--- DATA FOR THE TASK ---
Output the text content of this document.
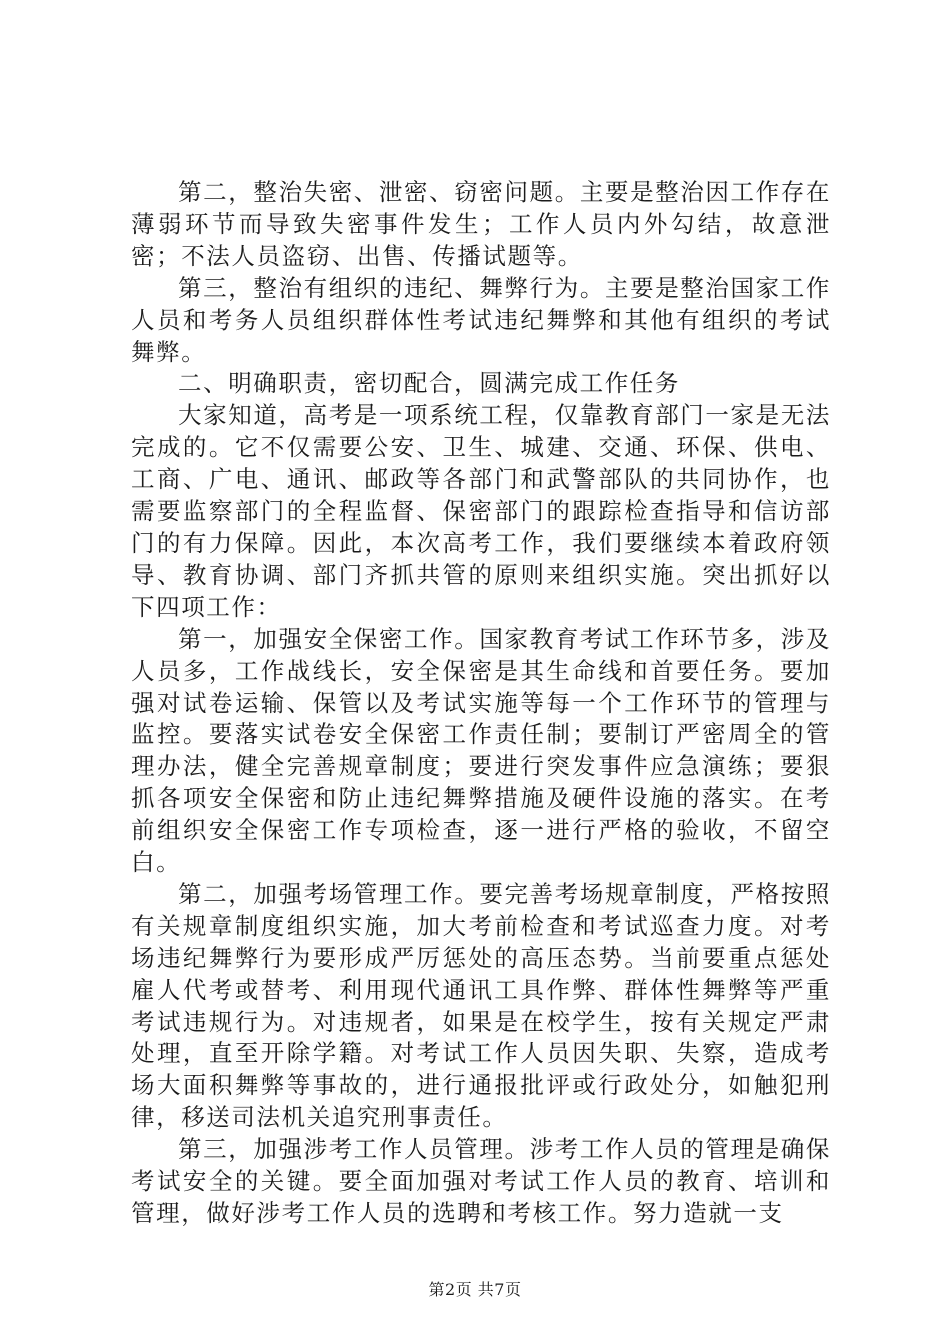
第二，整治失密、泄密、窃密问题。主要是整治因工作存在薄弱环节而导致失密事件发生；工作人员内外勾结，故意泄密；不法人员盗窃、出售、传播试题等。

第三，整治有组织的违纪、舞弊行为。主要是整治国家工作人员和考务人员组织群体性考试违纪舞弊和其他有组织的考试舞弊。

二、明确职责，密切配合，圆满完成工作任务

大家知道，高考是一项系统工程，仅靠教育部门一家是无法完成的。它不仅需要公安、卫生、城建、交通、环保、供电、工商、广电、通讯、邮政等各部门和武警部队的共同协作，也需要监察部门的全程监督、保密部门的跟踪检查指导和信访部门的有力保障。因此，本次高考工作，我们要继续本着政府领导、教育协调、部门齐抓共管的原则来组织实施。突出抓好以下四项工作：

第一，加强安全保密工作。国家教育考试工作环节多，涉及人员多，工作战线长，安全保密是其生命线和首要任务。要加强对试卷运输、保管以及考试实施等每一个工作环节的管理与监控。要落实试卷安全保密工作责任制；要制订严密周全的管理办法，健全完善规章制度；要进行突发事件应急演练；要狠抓各项安全保密和防止违纪舞弊措施及硬件设施的落实。在考前组织安全保密工作专项检查，逐一进行严格的验收，不留空白。

第二，加强考场管理工作。要完善考场规章制度，严格按照有关规章制度组织实施，加大考前检查和考试巡查力度。对考场违纪舞弊行为要形成严厉惩处的高压态势。当前要重点惩处雇人代考或替考、利用现代通讯工具作弊、群体性舞弊等严重考试违规行为。对违规者，如果是在校学生，按有关规定严肃处理，直至开除学籍。对考试工作人员因失职、失察，造成考场大面积舞弊等事故的，进行通报批评或行政处分，如触犯刑律，移送司法机关追究刑事责任。

第三，加强涉考工作人员管理。涉考工作人员的管理是确保考试安全的关键。要全面加强对考试工作人员的教育、培训和管理，做好涉考工作人员的选聘和考核工作。努力造就一支

第2页 共7页
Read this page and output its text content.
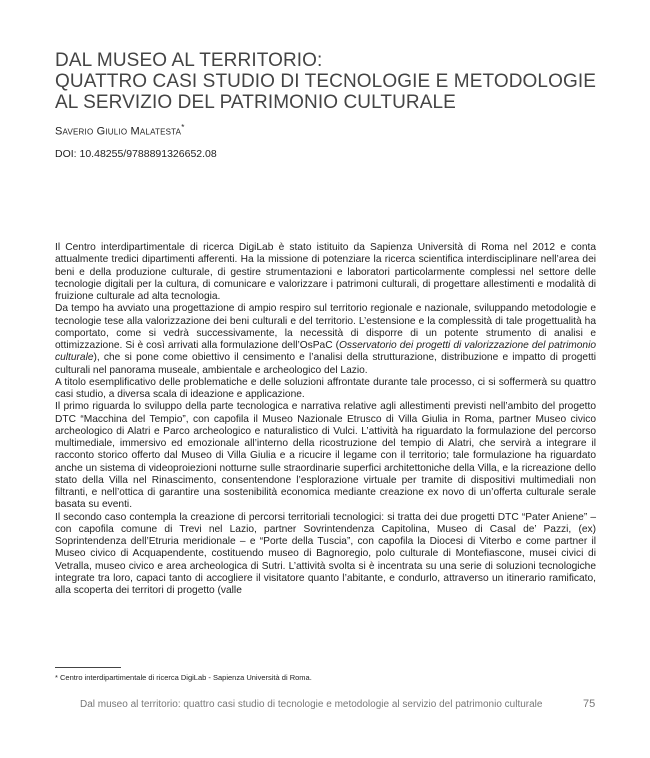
DAL MUSEO AL TERRITORIO:
QUATTRO CASI STUDIO DI TECNOLOGIE E METODOLOGIE
AL SERVIZIO DEL PATRIMONIO CULTURALE
Saverio Giulio Malatesta*
DOI: 10.48255/9788891326652.08

Il Centro interdipartimentale di ricerca DigiLab è stato istituito da Sapienza Università di Roma nel 2012 e conta attualmente tredici dipartimenti afferenti. Ha la missione di potenziare la ricerca scientifica interdisciplinare nell’area dei beni e della produzione culturale, di gestire strumentazioni e laboratori particolarmente complessi nel settore delle tecnologie digitali per la cultura, di comunicare e valorizzare i patrimoni culturali, di progettare allestimenti e modalità di fruizione culturale ad alta tecnologia.

Da tempo ha avviato una progettazione di ampio respiro sul territorio regionale e nazionale, sviluppando metodologie e tecnologie tese alla valorizzazione dei beni culturali e del territorio. L’estensione e la complessità di tale progettualità ha comportato, come si vedrà successivamente, la necessità di disporre di un potente strumento di analisi e ottimizzazione. Si è così arrivati alla formulazione dell’OsPaC (Osservatorio dei progetti di valorizzazione del patrimonio culturale), che si pone come obiettivo il censimento e l’analisi della strutturazione, distribuzione e impatto di progetti culturali nel panorama museale, ambientale e archeologico del Lazio.

A titolo esemplificativo delle problematiche e delle soluzioni affrontate durante tale processo, ci si soffermerà su quattro casi studio, a diversa scala di ideazione e applicazione.

Il primo riguarda lo sviluppo della parte tecnologica e narrativa relative agli allestimenti previsti nell’ambito del progetto DTC “Macchina del Tempio”, con capofila il Museo Nazionale Etrusco di Villa Giulia in Roma, partner Museo civico archeologico di Alatri e Parco archeologico e naturalistico di Vulci. L’attività ha riguardato la formulazione del percorso multimediale, immersivo ed emozionale all’interno della ricostruzione del tempio di Alatri, che servirà a integrare il racconto storico offerto dal Museo di Villa Giulia e a ricucire il legame con il territorio; tale formulazione ha riguardato anche un sistema di videoproiezioni notturne sulle straordinarie superfici architettoniche della Villa, e la ricreazione dello stato della Villa nel Rinascimento, consentendone l’esplorazione virtuale per tramite di dispositivi multimediali non filtranti, e nell’ottica di garantire una sostenibilità economica mediante creazione ex novo di un’offerta culturale serale basata su eventi.

Il secondo caso contempla la creazione di percorsi territoriali tecnologici: si tratta dei due progetti DTC “Pater Aniene” – con capofila comune di Trevi nel Lazio, partner Sovrintendenza Capitolina, Museo di Casal de’ Pazzi, (ex) Soprintendenza dell’Etruria meridionale – e “Porte della Tuscia”, con capofila la Diocesi di Viterbo e come partner il Museo civico di Acquapendente, costituendo museo di Bagnoregio, polo culturale di Montefiascone, musei civici di Vetralla, museo civico e area archeologica di Sutri. L’attività svolta si è incentrata su una serie di soluzioni tecnologiche integrate tra loro, capaci tanto di accogliere il visitatore quanto l’abitante, e condurlo, attraverso un itinerario ramificato, alla scoperta dei territori di progetto (valle

* Centro interdipartimentale di ricerca DigiLab - Sapienza Università di Roma.
Dal museo al territorio: quattro casi studio di tecnologie e metodologie al servizio del patrimonio culturale	75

--- STATED EXERCISE ---
Your task is to repeat the material above exactly, without its pictures.

--- RESULT OF THIS EXERCISE ---
Output the text content of this document.
第二，整治失密、泄密、窃密问题。主要是整治因工作存在薄弱环节而导致失密事件发生；工作人员内外勾结，故意泄密；不法人员盗窃、出售、传播试题等。

第三，整治有组织的违纪、舞弊行为。主要是整治国家工作人员和考务人员组织群体性考试违纪舞弊和其他有组织的考试舞弊。

二、明确职责，密切配合，圆满完成工作任务

大家知道，高考是一项系统工程，仅靠教育部门一家是无法完成的。它不仅需要公安、卫生、城建、交通、环保、供电、工商、广电、通讯、邮政等各部门和武警部队的共同协作，也需要监察部门的全程监督、保密部门的跟踪检查指导和信访部门的有力保障。因此，本次高考工作，我们要继续本着政府领导、教育协调、部门齐抓共管的原则来组织实施。突出抓好以下四项工作：

第一，加强安全保密工作。国家教育考试工作环节多，涉及人员多，工作战线长，安全保密是其生命线和首要任务。要加强对试卷运输、保管以及考试实施等每一个工作环节的管理与监控。要落实试卷安全保密工作责任制；要制订严密周全的管理办法，健全完善规章制度；要进行突发事件应急演练；要狠抓各项安全保密和防止违纪舞弊措施及硬件设施的落实。在考前组织安全保密工作专项检查，逐一进行严格的验收，不留空白。

第二，加强考场管理工作。要完善考场规章制度，严格按照有关规章制度组织实施，加大考前检查和考试巡查力度。对考场违纪舞弊行为要形成严厉惩处的高压态势。当前要重点惩处雇人代考或替考、利用现代通讯工具作弊、群体性舞弊等严重考试违规行为。对违规者，如果是在校学生，按有关规定严肃处理，直至开除学籍。对考试工作人员因失职、失察，造成考场大面积舞弊等事故的，进行通报批评或行政处分，如触犯刑律，移送司法机关追究刑事责任。

第三，加强涉考工作人员管理。涉考工作人员的管理是确保考试安全的关键。要全面加强对考试工作人员的教育、培训和管理，做好涉考工作人员的选聘和考核工作。努力造就一支

第2页 共7页
Read this page and output its text content.
DAL MUSEO AL TERRITORIO:
QUATTRO CASI STUDIO DI TECNOLOGIE E METODOLOGIE
AL SERVIZIO DEL PATRIMONIO CULTURALE
Saverio Giulio Malatesta*
DOI: 10.48255/9788891326652.08

Il Centro interdipartimentale di ricerca DigiLab è stato istituito da Sapienza Università di Roma nel 2012 e conta attualmente tredici dipartimenti afferenti. Ha la missione di potenziare la ricerca scientifica interdisciplinare nell’area dei beni e della produzione culturale, di gestire strumentazioni e laboratori particolarmente complessi nel settore delle tecnologie digitali per la cultura, di comunicare e valorizzare i patrimoni culturali, di progettare allestimenti e modalità di fruizione culturale ad alta tecnologia.

Da tempo ha avviato una progettazione di ampio respiro sul territorio regionale e nazionale, sviluppando metodologie e tecnologie tese alla valorizzazione dei beni culturali e del territorio. L’estensione e la complessità di tale progettualità ha comportato, come si vedrà successivamente, la necessità di disporre di un potente strumento di analisi e ottimizzazione. Si è così arrivati alla formulazione dell’OsPaC (Osservatorio dei progetti di valorizzazione del patrimonio culturale), che si pone come obiettivo il censimento e l’analisi della strutturazione, distribuzione e impatto di progetti culturali nel panorama museale, ambientale e archeologico del Lazio.

A titolo esemplificativo delle problematiche e delle soluzioni affrontate durante tale processo, ci si soffermerà su quattro casi studio, a diversa scala di ideazione e applicazione.

Il primo riguarda lo sviluppo della parte tecnologica e narrativa relative agli allestimenti previsti nell’ambito del progetto DTC “Macchina del Tempio”, con capofila il Museo Nazionale Etrusco di Villa Giulia in Roma, partner Museo civico archeologico di Alatri e Parco archeologico e naturalistico di Vulci. L’attività ha riguardato la formulazione del percorso multimediale, immersivo ed emozionale all’interno della ricostruzione del tempio di Alatri, che servirà a integrare il racconto storico offerto dal Museo di Villa Giulia e a ricucire il legame con il territorio; tale formulazione ha riguardato anche un sistema di videoproiezioni notturne sulle straordinarie superfici architettoniche della Villa, e la ricreazione dello stato della Villa nel Rinascimento, consentendone l’esplorazione virtuale per tramite di dispositivi multimediali non filtranti, e nell’ottica di garantire una sostenibilità economica mediante creazione ex novo di un’offerta culturale serale basata su eventi.

Il secondo caso contempla la creazione di percorsi territoriali tecnologici: si tratta dei due progetti DTC “Pater Aniene” – con capofila comune di Trevi nel Lazio, partner Sovrintendenza Capitolina, Museo di Casal de’ Pazzi, (ex) Soprintendenza dell’Etruria meridionale – e “Porte della Tuscia”, con capofila la Diocesi di Viterbo e come partner il Museo civico di Acquapendente, costituendo museo di Bagnoregio, polo culturale di Montefiascone, musei civici di Vetralla, museo civico e area archeologica di Sutri. L’attività svolta si è incentrata su una serie di soluzioni tecnologiche integrate tra loro, capaci tanto di accogliere il visitatore quanto l’abitante, e condurlo, attraverso un itinerario ramificato, alla scoperta dei territori di progetto (valle

* Centro interdipartimentale di ricerca DigiLab - Sapienza Università di Roma.
Dal museo al territorio: quattro casi studio di tecnologie e metodologie al servizio del patrimonio culturale	75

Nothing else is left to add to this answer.